- _WRITTEN PROBLEM_: Count, in the entries below, the lines in which "下列说法正确的是" occurs. Give the number, nothing more.
━━━━━━━━━━
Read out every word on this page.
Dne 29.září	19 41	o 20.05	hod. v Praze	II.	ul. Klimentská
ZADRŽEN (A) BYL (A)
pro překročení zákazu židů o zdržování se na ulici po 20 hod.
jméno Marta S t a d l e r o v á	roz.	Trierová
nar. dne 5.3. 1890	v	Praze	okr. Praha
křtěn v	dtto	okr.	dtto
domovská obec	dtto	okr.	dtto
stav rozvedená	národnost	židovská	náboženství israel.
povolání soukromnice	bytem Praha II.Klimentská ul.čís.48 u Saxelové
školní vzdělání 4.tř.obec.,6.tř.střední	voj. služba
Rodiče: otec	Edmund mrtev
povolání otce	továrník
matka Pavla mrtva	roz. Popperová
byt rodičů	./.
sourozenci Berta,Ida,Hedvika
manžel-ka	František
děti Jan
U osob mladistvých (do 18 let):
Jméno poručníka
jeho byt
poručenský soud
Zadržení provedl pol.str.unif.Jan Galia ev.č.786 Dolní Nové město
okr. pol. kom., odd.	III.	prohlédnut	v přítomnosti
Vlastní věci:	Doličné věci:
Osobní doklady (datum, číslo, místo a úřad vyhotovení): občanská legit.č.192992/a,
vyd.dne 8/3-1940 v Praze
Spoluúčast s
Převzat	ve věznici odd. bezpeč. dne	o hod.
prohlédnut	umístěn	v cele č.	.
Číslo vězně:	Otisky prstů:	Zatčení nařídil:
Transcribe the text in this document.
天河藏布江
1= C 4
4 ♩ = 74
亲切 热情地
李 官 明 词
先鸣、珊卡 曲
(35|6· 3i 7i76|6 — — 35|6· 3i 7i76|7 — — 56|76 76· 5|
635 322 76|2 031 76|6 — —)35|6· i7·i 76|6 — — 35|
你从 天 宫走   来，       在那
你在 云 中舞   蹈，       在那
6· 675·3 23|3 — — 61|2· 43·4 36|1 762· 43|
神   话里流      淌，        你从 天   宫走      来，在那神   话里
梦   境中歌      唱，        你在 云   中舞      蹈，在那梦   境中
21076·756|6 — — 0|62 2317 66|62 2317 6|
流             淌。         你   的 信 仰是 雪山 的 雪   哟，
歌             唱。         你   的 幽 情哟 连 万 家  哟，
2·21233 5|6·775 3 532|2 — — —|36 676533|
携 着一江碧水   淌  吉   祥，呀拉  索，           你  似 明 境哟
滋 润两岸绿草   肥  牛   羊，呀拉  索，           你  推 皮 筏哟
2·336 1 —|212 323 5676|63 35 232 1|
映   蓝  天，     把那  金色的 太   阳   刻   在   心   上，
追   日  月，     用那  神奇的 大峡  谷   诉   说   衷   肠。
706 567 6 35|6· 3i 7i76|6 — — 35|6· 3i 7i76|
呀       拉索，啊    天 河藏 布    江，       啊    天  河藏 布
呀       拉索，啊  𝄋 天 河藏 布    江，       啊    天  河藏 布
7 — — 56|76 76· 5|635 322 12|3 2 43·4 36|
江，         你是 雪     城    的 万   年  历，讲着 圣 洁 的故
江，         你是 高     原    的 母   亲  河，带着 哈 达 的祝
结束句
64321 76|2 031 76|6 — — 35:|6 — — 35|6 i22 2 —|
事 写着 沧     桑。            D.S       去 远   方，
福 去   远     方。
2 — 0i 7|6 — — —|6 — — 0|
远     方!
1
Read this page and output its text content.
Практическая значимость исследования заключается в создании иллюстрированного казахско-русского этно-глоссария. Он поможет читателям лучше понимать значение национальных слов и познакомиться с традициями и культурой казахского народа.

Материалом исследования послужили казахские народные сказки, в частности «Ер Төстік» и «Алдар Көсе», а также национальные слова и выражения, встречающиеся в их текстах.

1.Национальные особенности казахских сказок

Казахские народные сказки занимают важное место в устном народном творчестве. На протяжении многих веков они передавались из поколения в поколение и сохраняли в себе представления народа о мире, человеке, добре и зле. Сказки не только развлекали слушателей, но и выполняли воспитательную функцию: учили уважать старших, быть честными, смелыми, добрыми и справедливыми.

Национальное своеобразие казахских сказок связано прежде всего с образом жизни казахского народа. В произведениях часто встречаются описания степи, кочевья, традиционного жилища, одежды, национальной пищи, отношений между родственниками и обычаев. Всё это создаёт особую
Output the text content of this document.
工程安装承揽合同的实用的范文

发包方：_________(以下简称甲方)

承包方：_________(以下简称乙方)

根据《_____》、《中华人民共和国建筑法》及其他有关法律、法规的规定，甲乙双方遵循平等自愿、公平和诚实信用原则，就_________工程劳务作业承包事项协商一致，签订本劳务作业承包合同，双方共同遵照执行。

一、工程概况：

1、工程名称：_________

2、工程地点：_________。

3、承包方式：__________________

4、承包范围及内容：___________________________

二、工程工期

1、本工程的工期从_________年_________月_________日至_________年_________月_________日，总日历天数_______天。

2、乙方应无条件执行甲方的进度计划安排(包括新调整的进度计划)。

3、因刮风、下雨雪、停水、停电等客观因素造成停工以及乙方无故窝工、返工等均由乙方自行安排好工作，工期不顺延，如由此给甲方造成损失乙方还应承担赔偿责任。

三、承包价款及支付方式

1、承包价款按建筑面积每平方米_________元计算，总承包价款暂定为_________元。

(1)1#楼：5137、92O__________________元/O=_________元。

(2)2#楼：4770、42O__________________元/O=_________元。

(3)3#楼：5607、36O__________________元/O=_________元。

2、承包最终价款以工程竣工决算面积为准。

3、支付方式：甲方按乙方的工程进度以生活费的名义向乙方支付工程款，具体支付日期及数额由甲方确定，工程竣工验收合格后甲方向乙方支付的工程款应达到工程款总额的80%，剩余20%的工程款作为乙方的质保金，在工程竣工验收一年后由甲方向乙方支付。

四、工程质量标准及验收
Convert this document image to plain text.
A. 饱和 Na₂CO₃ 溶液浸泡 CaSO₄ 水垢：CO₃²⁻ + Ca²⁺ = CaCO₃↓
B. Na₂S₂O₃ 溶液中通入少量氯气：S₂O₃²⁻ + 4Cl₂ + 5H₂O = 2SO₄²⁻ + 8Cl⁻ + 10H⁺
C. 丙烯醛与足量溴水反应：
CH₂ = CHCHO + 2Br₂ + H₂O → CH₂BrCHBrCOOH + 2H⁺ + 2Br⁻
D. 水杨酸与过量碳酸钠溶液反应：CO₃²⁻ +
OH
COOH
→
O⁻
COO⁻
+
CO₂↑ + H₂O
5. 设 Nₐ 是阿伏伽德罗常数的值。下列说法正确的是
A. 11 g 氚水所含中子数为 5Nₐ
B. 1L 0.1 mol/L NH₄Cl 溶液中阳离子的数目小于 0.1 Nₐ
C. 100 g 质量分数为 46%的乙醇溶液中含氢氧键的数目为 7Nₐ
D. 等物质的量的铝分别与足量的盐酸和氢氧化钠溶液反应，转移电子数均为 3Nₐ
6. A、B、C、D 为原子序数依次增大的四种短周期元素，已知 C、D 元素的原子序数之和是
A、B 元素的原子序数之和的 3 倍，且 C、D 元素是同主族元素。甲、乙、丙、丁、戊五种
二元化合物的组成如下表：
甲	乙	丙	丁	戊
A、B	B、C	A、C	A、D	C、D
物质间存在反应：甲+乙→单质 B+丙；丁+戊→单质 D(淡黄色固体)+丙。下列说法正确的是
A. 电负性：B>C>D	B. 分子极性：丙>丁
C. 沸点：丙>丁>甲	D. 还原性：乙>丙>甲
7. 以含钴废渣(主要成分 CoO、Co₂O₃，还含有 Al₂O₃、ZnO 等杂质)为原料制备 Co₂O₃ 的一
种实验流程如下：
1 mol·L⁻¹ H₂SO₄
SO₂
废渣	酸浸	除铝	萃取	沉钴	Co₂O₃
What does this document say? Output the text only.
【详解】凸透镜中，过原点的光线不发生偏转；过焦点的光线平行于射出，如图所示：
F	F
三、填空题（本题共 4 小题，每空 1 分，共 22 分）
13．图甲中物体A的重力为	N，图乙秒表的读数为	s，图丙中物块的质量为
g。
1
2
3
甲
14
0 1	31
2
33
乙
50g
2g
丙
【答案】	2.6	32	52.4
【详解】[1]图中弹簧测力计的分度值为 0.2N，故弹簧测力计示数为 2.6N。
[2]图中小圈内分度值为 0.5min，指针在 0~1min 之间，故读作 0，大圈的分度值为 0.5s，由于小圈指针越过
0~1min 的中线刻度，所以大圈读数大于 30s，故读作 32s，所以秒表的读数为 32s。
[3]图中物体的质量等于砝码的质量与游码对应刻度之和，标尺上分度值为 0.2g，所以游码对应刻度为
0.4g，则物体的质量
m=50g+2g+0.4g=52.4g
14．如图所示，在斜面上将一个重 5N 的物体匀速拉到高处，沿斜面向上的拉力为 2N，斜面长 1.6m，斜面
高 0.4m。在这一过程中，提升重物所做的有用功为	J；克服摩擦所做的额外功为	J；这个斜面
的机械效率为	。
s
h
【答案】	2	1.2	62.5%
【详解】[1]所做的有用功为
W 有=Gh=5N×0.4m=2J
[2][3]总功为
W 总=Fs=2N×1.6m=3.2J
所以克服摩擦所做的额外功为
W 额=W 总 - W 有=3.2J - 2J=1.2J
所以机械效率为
━━━━━━━━━━
- _SOLUTION FOR THIS TASK_: 2